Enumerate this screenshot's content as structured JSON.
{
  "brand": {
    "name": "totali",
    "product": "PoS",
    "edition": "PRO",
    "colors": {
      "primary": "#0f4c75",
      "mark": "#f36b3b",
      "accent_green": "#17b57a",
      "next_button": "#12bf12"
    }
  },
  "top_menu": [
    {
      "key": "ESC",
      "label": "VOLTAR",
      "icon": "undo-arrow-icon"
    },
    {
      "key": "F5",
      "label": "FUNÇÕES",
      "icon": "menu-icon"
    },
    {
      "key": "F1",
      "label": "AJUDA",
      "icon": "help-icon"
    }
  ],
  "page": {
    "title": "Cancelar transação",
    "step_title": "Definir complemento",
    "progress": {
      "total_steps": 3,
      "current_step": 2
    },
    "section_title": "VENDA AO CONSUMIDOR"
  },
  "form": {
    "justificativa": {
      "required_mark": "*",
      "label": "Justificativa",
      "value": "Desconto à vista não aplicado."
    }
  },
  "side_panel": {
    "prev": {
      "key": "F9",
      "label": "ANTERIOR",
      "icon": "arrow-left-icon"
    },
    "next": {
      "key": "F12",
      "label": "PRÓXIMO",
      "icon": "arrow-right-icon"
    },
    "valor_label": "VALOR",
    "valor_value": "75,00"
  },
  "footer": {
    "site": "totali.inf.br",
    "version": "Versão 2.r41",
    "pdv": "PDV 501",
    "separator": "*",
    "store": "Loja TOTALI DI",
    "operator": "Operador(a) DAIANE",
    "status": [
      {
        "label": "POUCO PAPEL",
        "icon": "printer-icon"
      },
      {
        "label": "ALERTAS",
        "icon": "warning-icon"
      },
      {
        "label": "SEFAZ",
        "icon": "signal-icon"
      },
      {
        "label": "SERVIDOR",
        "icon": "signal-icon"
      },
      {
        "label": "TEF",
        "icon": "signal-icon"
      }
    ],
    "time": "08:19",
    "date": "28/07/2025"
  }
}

* **Problem to solve**
Please quote the records above exactly, without skipping a line.

* **Solved exercise**
Enumerate this screenshot's content as structured JSON.
{
  "brand": {
    "name": "totali",
    "product": "PoS",
    "edition": "PRO",
    "colors": {
      "primary": "#0f4c75",
      "mark": "#f36b3b",
      "accent_green": "#17b57a",
      "next_button": "#12bf12"
    }
  },
  "top_menu": [
    {
      "key": "ESC",
      "label": "VOLTAR",
      "icon": "undo-arrow-icon"
    },
    {
      "key": "F5",
      "label": "FUNÇÕES",
      "icon": "menu-icon"
    },
    {
      "key": "F1",
      "label": "AJUDA",
      "icon": "help-icon"
    }
  ],
  "page": {
    "title": "Cancelar transação",
    "step_title": "Definir complemento",
    "progress": {
      "total_steps": 3,
      "current_step": 2
    },
    "section_title": "VENDA AO CONSUMIDOR"
  },
  "form": {
    "justificativa": {
      "required_mark": "*",
      "label": "Justificativa",
      "value": "Desconto à vista não aplicado."
    }
  },
  "side_panel": {
    "prev": {
      "key": "F9",
      "label": "ANTERIOR",
      "icon": "arrow-left-icon"
    },
    "next": {
      "key": "F12",
      "label": "PRÓXIMO",
      "icon": "arrow-right-icon"
    },
    "valor_label": "VALOR",
    "valor_value": "75,00"
  },
  "footer": {
    "site": "totali.inf.br",
    "version": "Versão 2.r41",
    "pdv": "PDV 501",
    "separator": "*",
    "store": "Loja TOTALI DI",
    "operator": "Operador(a) DAIANE",
    "status": [
      {
        "label": "POUCO PAPEL",
        "icon": "printer-icon"
      },
      {
        "label": "ALERTAS",
        "icon": "warning-icon"
      },
      {
        "label": "SEFAZ",
        "icon": "signal-icon"
      },
      {
        "label": "SERVIDOR",
        "icon": "signal-icon"
      },
      {
        "label": "TEF",
        "icon": "signal-icon"
      }
    ],
    "time": "08:19",
    "date": "28/07/2025"
  }
}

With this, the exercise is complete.